* start *

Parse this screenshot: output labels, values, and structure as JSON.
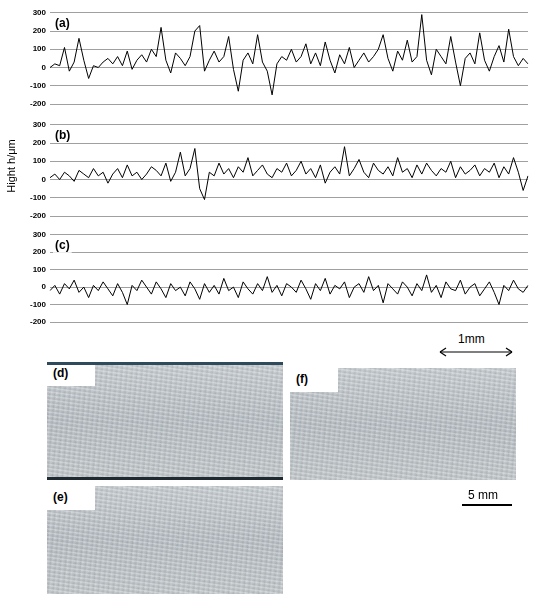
{
  "chart_data": [
    {
      "type": "line",
      "title": "(a)",
      "color": "#000000",
      "line_style": "solid",
      "grid": true,
      "tick_labels": "y",
      "ylim": [
        -200,
        300
      ],
      "yticks": [
        -200,
        -100,
        0,
        100,
        200,
        300
      ],
      "categories": [
        null,
        null,
        null,
        null,
        null,
        null,
        null,
        null,
        null,
        null,
        null,
        null,
        null,
        null,
        null,
        null,
        null,
        null,
        null,
        null,
        null,
        null,
        null,
        null,
        null,
        null,
        null,
        null,
        null,
        null,
        null,
        null,
        null,
        null,
        null,
        null,
        null,
        null,
        null,
        null,
        null,
        null,
        null,
        null,
        null,
        null,
        null,
        null,
        null,
        null,
        null,
        null,
        null,
        null,
        null,
        null,
        null,
        null,
        null,
        null,
        null,
        null,
        null,
        null,
        null,
        null,
        null,
        null,
        null,
        null,
        null,
        null,
        null,
        null,
        null,
        null,
        null,
        null,
        null,
        null,
        null,
        null,
        null,
        null,
        null,
        null,
        null,
        null,
        null,
        null,
        null,
        null,
        null,
        null,
        null,
        null,
        null,
        null,
        null,
        null
      ],
      "values": [
        0,
        20,
        10,
        110,
        -20,
        30,
        160,
        40,
        -60,
        10,
        0,
        30,
        50,
        20,
        60,
        10,
        90,
        -10,
        40,
        70,
        30,
        100,
        60,
        220,
        40,
        -30,
        80,
        50,
        10,
        60,
        200,
        230,
        -20,
        40,
        90,
        30,
        60,
        170,
        -10,
        -130,
        40,
        80,
        20,
        180,
        30,
        -20,
        -150,
        20,
        60,
        40,
        100,
        30,
        60,
        130,
        20,
        80,
        10,
        140,
        40,
        -30,
        70,
        20,
        110,
        0,
        40,
        80,
        30,
        60,
        100,
        180,
        50,
        -20,
        90,
        40,
        150,
        30,
        60,
        290,
        40,
        -40,
        100,
        60,
        20,
        170,
        30,
        -100,
        50,
        80,
        20,
        190,
        40,
        -20,
        60,
        120,
        30,
        210,
        60,
        10,
        50,
        20
      ]
    },
    {
      "type": "line",
      "title": "(b)",
      "color": "#000000",
      "line_style": "solid",
      "grid": true,
      "tick_labels": "y",
      "ylim": [
        -200,
        300
      ],
      "yticks": [
        -200,
        -100,
        0,
        100,
        200,
        300
      ],
      "categories": [
        null,
        null,
        null,
        null,
        null,
        null,
        null,
        null,
        null,
        null,
        null,
        null,
        null,
        null,
        null,
        null,
        null,
        null,
        null,
        null,
        null,
        null,
        null,
        null,
        null,
        null,
        null,
        null,
        null,
        null,
        null,
        null,
        null,
        null,
        null,
        null,
        null,
        null,
        null,
        null,
        null,
        null,
        null,
        null,
        null,
        null,
        null,
        null,
        null,
        null,
        null,
        null,
        null,
        null,
        null,
        null,
        null,
        null,
        null,
        null,
        null,
        null,
        null,
        null,
        null,
        null,
        null,
        null,
        null,
        null,
        null,
        null,
        null,
        null,
        null,
        null,
        null,
        null,
        null,
        null,
        null,
        null,
        null,
        null,
        null,
        null,
        null,
        null,
        null,
        null,
        null,
        null,
        null,
        null,
        null,
        null,
        null,
        null,
        null,
        null
      ],
      "values": [
        10,
        30,
        0,
        40,
        20,
        -10,
        50,
        30,
        10,
        60,
        20,
        40,
        -20,
        30,
        60,
        10,
        80,
        20,
        40,
        0,
        30,
        70,
        50,
        20,
        90,
        -10,
        40,
        150,
        20,
        60,
        170,
        -50,
        -110,
        40,
        20,
        90,
        30,
        60,
        10,
        70,
        40,
        120,
        20,
        50,
        80,
        30,
        10,
        60,
        40,
        90,
        20,
        50,
        100,
        30,
        60,
        10,
        80,
        -20,
        40,
        70,
        30,
        180,
        20,
        60,
        110,
        40,
        10,
        90,
        50,
        30,
        70,
        20,
        120,
        40,
        60,
        10,
        80,
        30,
        90,
        50,
        20,
        60,
        40,
        100,
        10,
        70,
        30,
        50,
        80,
        20,
        60,
        40,
        90,
        10,
        70,
        30,
        120,
        40,
        -60,
        20
      ]
    },
    {
      "type": "line",
      "title": "(c)",
      "color": "#000000",
      "line_style": "solid",
      "grid": true,
      "tick_labels": "y",
      "ylim": [
        -200,
        300
      ],
      "yticks": [
        -200,
        -100,
        0,
        100,
        200,
        300
      ],
      "categories": [
        null,
        null,
        null,
        null,
        null,
        null,
        null,
        null,
        null,
        null,
        null,
        null,
        null,
        null,
        null,
        null,
        null,
        null,
        null,
        null,
        null,
        null,
        null,
        null,
        null,
        null,
        null,
        null,
        null,
        null,
        null,
        null,
        null,
        null,
        null,
        null,
        null,
        null,
        null,
        null,
        null,
        null,
        null,
        null,
        null,
        null,
        null,
        null,
        null,
        null,
        null,
        null,
        null,
        null,
        null,
        null,
        null,
        null,
        null,
        null,
        null,
        null,
        null,
        null,
        null,
        null,
        null,
        null,
        null,
        null,
        null,
        null,
        null,
        null,
        null,
        null,
        null,
        null,
        null,
        null,
        null,
        null,
        null,
        null,
        null,
        null,
        null,
        null,
        null,
        null,
        null,
        null,
        null,
        null,
        null,
        null,
        null,
        null,
        null,
        null
      ],
      "values": [
        -20,
        10,
        -40,
        20,
        -10,
        40,
        -30,
        0,
        -60,
        10,
        -20,
        30,
        -10,
        -50,
        20,
        -30,
        -100,
        10,
        -20,
        40,
        0,
        -40,
        30,
        -10,
        -60,
        20,
        -20,
        0,
        -50,
        30,
        -10,
        -70,
        20,
        -30,
        10,
        -40,
        50,
        -20,
        0,
        -60,
        30,
        -10,
        -40,
        20,
        -20,
        60,
        -30,
        10,
        -50,
        20,
        0,
        -30,
        40,
        -10,
        -70,
        20,
        -20,
        50,
        -40,
        10,
        -10,
        30,
        -60,
        0,
        20,
        -30,
        60,
        -20,
        10,
        -90,
        20,
        -10,
        -40,
        30,
        0,
        -50,
        20,
        -20,
        70,
        -30,
        10,
        -60,
        30,
        -10,
        -20,
        40,
        -40,
        0,
        20,
        -50,
        -10,
        30,
        -30,
        -100,
        10,
        -20,
        40,
        -10,
        -30,
        10
      ]
    }
  ],
  "figure": {
    "y_label": "Hight h/μm",
    "profile_scale_bar": "1mm",
    "photo_scale_bar": "5 mm",
    "photos": [
      {
        "label": "(d)"
      },
      {
        "label": "(f)"
      },
      {
        "label": "(e)"
      }
    ]
  }
}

* end *

Reproduce the whole listing exactly, but not the images in it.

Parse this screenshot: output labels, values, and structure as JSON.
{
  "chart_data": [
    {
      "type": "line",
      "title": "(a)",
      "color": "#000000",
      "line_style": "solid",
      "grid": true,
      "tick_labels": "y",
      "ylim": [
        -200,
        300
      ],
      "yticks": [
        -200,
        -100,
        0,
        100,
        200,
        300
      ],
      "categories": [
        null,
        null,
        null,
        null,
        null,
        null,
        null,
        null,
        null,
        null,
        null,
        null,
        null,
        null,
        null,
        null,
        null,
        null,
        null,
        null,
        null,
        null,
        null,
        null,
        null,
        null,
        null,
        null,
        null,
        null,
        null,
        null,
        null,
        null,
        null,
        null,
        null,
        null,
        null,
        null,
        null,
        null,
        null,
        null,
        null,
        null,
        null,
        null,
        null,
        null,
        null,
        null,
        null,
        null,
        null,
        null,
        null,
        null,
        null,
        null,
        null,
        null,
        null,
        null,
        null,
        null,
        null,
        null,
        null,
        null,
        null,
        null,
        null,
        null,
        null,
        null,
        null,
        null,
        null,
        null,
        null,
        null,
        null,
        null,
        null,
        null,
        null,
        null,
        null,
        null,
        null,
        null,
        null,
        null,
        null,
        null,
        null,
        null,
        null,
        null
      ],
      "values": [
        0,
        20,
        10,
        110,
        -20,
        30,
        160,
        40,
        -60,
        10,
        0,
        30,
        50,
        20,
        60,
        10,
        90,
        -10,
        40,
        70,
        30,
        100,
        60,
        220,
        40,
        -30,
        80,
        50,
        10,
        60,
        200,
        230,
        -20,
        40,
        90,
        30,
        60,
        170,
        -10,
        -130,
        40,
        80,
        20,
        180,
        30,
        -20,
        -150,
        20,
        60,
        40,
        100,
        30,
        60,
        130,
        20,
        80,
        10,
        140,
        40,
        -30,
        70,
        20,
        110,
        0,
        40,
        80,
        30,
        60,
        100,
        180,
        50,
        -20,
        90,
        40,
        150,
        30,
        60,
        290,
        40,
        -40,
        100,
        60,
        20,
        170,
        30,
        -100,
        50,
        80,
        20,
        190,
        40,
        -20,
        60,
        120,
        30,
        210,
        60,
        10,
        50,
        20
      ]
    },
    {
      "type": "line",
      "title": "(b)",
      "color": "#000000",
      "line_style": "solid",
      "grid": true,
      "tick_labels": "y",
      "ylim": [
        -200,
        300
      ],
      "yticks": [
        -200,
        -100,
        0,
        100,
        200,
        300
      ],
      "categories": [
        null,
        null,
        null,
        null,
        null,
        null,
        null,
        null,
        null,
        null,
        null,
        null,
        null,
        null,
        null,
        null,
        null,
        null,
        null,
        null,
        null,
        null,
        null,
        null,
        null,
        null,
        null,
        null,
        null,
        null,
        null,
        null,
        null,
        null,
        null,
        null,
        null,
        null,
        null,
        null,
        null,
        null,
        null,
        null,
        null,
        null,
        null,
        null,
        null,
        null,
        null,
        null,
        null,
        null,
        null,
        null,
        null,
        null,
        null,
        null,
        null,
        null,
        null,
        null,
        null,
        null,
        null,
        null,
        null,
        null,
        null,
        null,
        null,
        null,
        null,
        null,
        null,
        null,
        null,
        null,
        null,
        null,
        null,
        null,
        null,
        null,
        null,
        null,
        null,
        null,
        null,
        null,
        null,
        null,
        null,
        null,
        null,
        null,
        null,
        null
      ],
      "values": [
        10,
        30,
        0,
        40,
        20,
        -10,
        50,
        30,
        10,
        60,
        20,
        40,
        -20,
        30,
        60,
        10,
        80,
        20,
        40,
        0,
        30,
        70,
        50,
        20,
        90,
        -10,
        40,
        150,
        20,
        60,
        170,
        -50,
        -110,
        40,
        20,
        90,
        30,
        60,
        10,
        70,
        40,
        120,
        20,
        50,
        80,
        30,
        10,
        60,
        40,
        90,
        20,
        50,
        100,
        30,
        60,
        10,
        80,
        -20,
        40,
        70,
        30,
        180,
        20,
        60,
        110,
        40,
        10,
        90,
        50,
        30,
        70,
        20,
        120,
        40,
        60,
        10,
        80,
        30,
        90,
        50,
        20,
        60,
        40,
        100,
        10,
        70,
        30,
        50,
        80,
        20,
        60,
        40,
        90,
        10,
        70,
        30,
        120,
        40,
        -60,
        20
      ]
    },
    {
      "type": "line",
      "title": "(c)",
      "color": "#000000",
      "line_style": "solid",
      "grid": true,
      "tick_labels": "y",
      "ylim": [
        -200,
        300
      ],
      "yticks": [
        -200,
        -100,
        0,
        100,
        200,
        300
      ],
      "categories": [
        null,
        null,
        null,
        null,
        null,
        null,
        null,
        null,
        null,
        null,
        null,
        null,
        null,
        null,
        null,
        null,
        null,
        null,
        null,
        null,
        null,
        null,
        null,
        null,
        null,
        null,
        null,
        null,
        null,
        null,
        null,
        null,
        null,
        null,
        null,
        null,
        null,
        null,
        null,
        null,
        null,
        null,
        null,
        null,
        null,
        null,
        null,
        null,
        null,
        null,
        null,
        null,
        null,
        null,
        null,
        null,
        null,
        null,
        null,
        null,
        null,
        null,
        null,
        null,
        null,
        null,
        null,
        null,
        null,
        null,
        null,
        null,
        null,
        null,
        null,
        null,
        null,
        null,
        null,
        null,
        null,
        null,
        null,
        null,
        null,
        null,
        null,
        null,
        null,
        null,
        null,
        null,
        null,
        null,
        null,
        null,
        null,
        null,
        null,
        null
      ],
      "values": [
        -20,
        10,
        -40,
        20,
        -10,
        40,
        -30,
        0,
        -60,
        10,
        -20,
        30,
        -10,
        -50,
        20,
        -30,
        -100,
        10,
        -20,
        40,
        0,
        -40,
        30,
        -10,
        -60,
        20,
        -20,
        0,
        -50,
        30,
        -10,
        -70,
        20,
        -30,
        10,
        -40,
        50,
        -20,
        0,
        -60,
        30,
        -10,
        -40,
        20,
        -20,
        60,
        -30,
        10,
        -50,
        20,
        0,
        -30,
        40,
        -10,
        -70,
        20,
        -20,
        50,
        -40,
        10,
        -10,
        30,
        -60,
        0,
        20,
        -30,
        60,
        -20,
        10,
        -90,
        20,
        -10,
        -40,
        30,
        0,
        -50,
        20,
        -20,
        70,
        -30,
        10,
        -60,
        30,
        -10,
        -20,
        40,
        -40,
        0,
        20,
        -50,
        -10,
        30,
        -30,
        -100,
        10,
        -20,
        40,
        -10,
        -30,
        10
      ]
    }
  ],
  "figure": {
    "y_label": "Hight h/μm",
    "profile_scale_bar": "1mm",
    "photo_scale_bar": "5 mm",
    "photos": [
      {
        "label": "(d)"
      },
      {
        "label": "(f)"
      },
      {
        "label": "(e)"
      }
    ]
  }
}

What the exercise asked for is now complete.